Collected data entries
start
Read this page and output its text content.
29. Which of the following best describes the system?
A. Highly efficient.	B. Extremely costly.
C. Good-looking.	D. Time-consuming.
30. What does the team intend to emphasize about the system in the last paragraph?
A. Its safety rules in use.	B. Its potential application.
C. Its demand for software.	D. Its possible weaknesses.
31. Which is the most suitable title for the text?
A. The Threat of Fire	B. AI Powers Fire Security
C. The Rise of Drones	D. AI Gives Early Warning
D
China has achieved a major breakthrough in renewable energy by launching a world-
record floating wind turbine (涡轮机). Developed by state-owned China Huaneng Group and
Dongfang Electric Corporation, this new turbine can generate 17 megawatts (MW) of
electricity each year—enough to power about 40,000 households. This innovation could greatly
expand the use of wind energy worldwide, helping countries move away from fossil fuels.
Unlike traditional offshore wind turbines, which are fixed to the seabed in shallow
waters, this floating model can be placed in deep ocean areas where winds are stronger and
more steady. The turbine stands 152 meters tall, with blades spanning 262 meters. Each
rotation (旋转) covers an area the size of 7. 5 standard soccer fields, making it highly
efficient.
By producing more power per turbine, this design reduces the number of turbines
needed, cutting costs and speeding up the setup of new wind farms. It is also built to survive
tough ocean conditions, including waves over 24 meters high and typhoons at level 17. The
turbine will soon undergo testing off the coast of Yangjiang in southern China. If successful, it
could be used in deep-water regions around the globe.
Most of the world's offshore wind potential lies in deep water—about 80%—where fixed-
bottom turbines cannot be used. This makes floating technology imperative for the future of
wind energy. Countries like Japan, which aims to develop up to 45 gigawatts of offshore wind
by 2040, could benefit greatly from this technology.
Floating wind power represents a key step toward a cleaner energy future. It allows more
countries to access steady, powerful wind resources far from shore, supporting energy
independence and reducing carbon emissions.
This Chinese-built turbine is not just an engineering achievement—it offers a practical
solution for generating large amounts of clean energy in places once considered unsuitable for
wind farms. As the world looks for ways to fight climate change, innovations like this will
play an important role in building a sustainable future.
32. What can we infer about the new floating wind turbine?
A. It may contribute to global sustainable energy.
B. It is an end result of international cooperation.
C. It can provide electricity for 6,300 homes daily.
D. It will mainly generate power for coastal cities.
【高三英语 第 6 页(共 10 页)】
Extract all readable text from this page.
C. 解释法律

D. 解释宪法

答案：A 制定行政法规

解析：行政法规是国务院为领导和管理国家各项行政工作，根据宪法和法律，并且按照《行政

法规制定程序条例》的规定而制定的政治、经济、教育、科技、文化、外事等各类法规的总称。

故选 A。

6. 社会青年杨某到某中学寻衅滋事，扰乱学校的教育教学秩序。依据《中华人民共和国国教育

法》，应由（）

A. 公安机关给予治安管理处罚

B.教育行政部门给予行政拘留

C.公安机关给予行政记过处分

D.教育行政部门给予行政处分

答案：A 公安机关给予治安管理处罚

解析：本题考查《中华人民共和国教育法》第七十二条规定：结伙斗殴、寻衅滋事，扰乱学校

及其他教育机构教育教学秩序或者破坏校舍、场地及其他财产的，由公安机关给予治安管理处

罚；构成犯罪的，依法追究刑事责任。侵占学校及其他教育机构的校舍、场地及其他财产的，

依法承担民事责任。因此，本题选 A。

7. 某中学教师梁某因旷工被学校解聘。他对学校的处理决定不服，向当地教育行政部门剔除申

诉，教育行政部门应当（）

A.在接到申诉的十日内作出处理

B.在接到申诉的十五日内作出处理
end
## Task instructions
Would you reproduce the material above in full, exactly as given?

## Full output
Read this page and output its text content.
29. Which of the following best describes the system?
A. Highly efficient.	B. Extremely costly.
C. Good-looking.	D. Time-consuming.
30. What does the team intend to emphasize about the system in the last paragraph?
A. Its safety rules in use.	B. Its potential application.
C. Its demand for software.	D. Its possible weaknesses.
31. Which is the most suitable title for the text?
A. The Threat of Fire	B. AI Powers Fire Security
C. The Rise of Drones	D. AI Gives Early Warning
D
China has achieved a major breakthrough in renewable energy by launching a world-
record floating wind turbine (涡轮机). Developed by state-owned China Huaneng Group and
Dongfang Electric Corporation, this new turbine can generate 17 megawatts (MW) of
electricity each year—enough to power about 40,000 households. This innovation could greatly
expand the use of wind energy worldwide, helping countries move away from fossil fuels.
Unlike traditional offshore wind turbines, which are fixed to the seabed in shallow
waters, this floating model can be placed in deep ocean areas where winds are stronger and
more steady. The turbine stands 152 meters tall, with blades spanning 262 meters. Each
rotation (旋转) covers an area the size of 7. 5 standard soccer fields, making it highly
efficient.
By producing more power per turbine, this design reduces the number of turbines
needed, cutting costs and speeding up the setup of new wind farms. It is also built to survive
tough ocean conditions, including waves over 24 meters high and typhoons at level 17. The
turbine will soon undergo testing off the coast of Yangjiang in southern China. If successful, it
could be used in deep-water regions around the globe.
Most of the world's offshore wind potential lies in deep water—about 80%—where fixed-
bottom turbines cannot be used. This makes floating technology imperative for the future of
wind energy. Countries like Japan, which aims to develop up to 45 gigawatts of offshore wind
by 2040, could benefit greatly from this technology.
Floating wind power represents a key step toward a cleaner energy future. It allows more
countries to access steady, powerful wind resources far from shore, supporting energy
independence and reducing carbon emissions.
This Chinese-built turbine is not just an engineering achievement—it offers a practical
solution for generating large amounts of clean energy in places once considered unsuitable for
wind farms. As the world looks for ways to fight climate change, innovations like this will
play an important role in building a sustainable future.
32. What can we infer about the new floating wind turbine?
A. It may contribute to global sustainable energy.
B. It is an end result of international cooperation.
C. It can provide electricity for 6,300 homes daily.
D. It will mainly generate power for coastal cities.
【高三英语 第 6 页(共 10 页)】
Extract all readable text from this page.
C. 解释法律

D. 解释宪法

答案：A 制定行政法规

解析：行政法规是国务院为领导和管理国家各项行政工作，根据宪法和法律，并且按照《行政

法规制定程序条例》的规定而制定的政治、经济、教育、科技、文化、外事等各类法规的总称。

故选 A。

6. 社会青年杨某到某中学寻衅滋事，扰乱学校的教育教学秩序。依据《中华人民共和国国教育

法》，应由（）

A. 公安机关给予治安管理处罚

B.教育行政部门给予行政拘留

C.公安机关给予行政记过处分

D.教育行政部门给予行政处分

答案：A 公安机关给予治安管理处罚

解析：本题考查《中华人民共和国教育法》第七十二条规定：结伙斗殴、寻衅滋事，扰乱学校

及其他教育机构教育教学秩序或者破坏校舍、场地及其他财产的，由公安机关给予治安管理处

罚；构成犯罪的，依法追究刑事责任。侵占学校及其他教育机构的校舍、场地及其他财产的，

依法承担民事责任。因此，本题选 A。

7. 某中学教师梁某因旷工被学校解聘。他对学校的处理决定不服，向当地教育行政部门剔除申

诉，教育行政部门应当（）

A.在接到申诉的十日内作出处理

B.在接到申诉的十五日内作出处理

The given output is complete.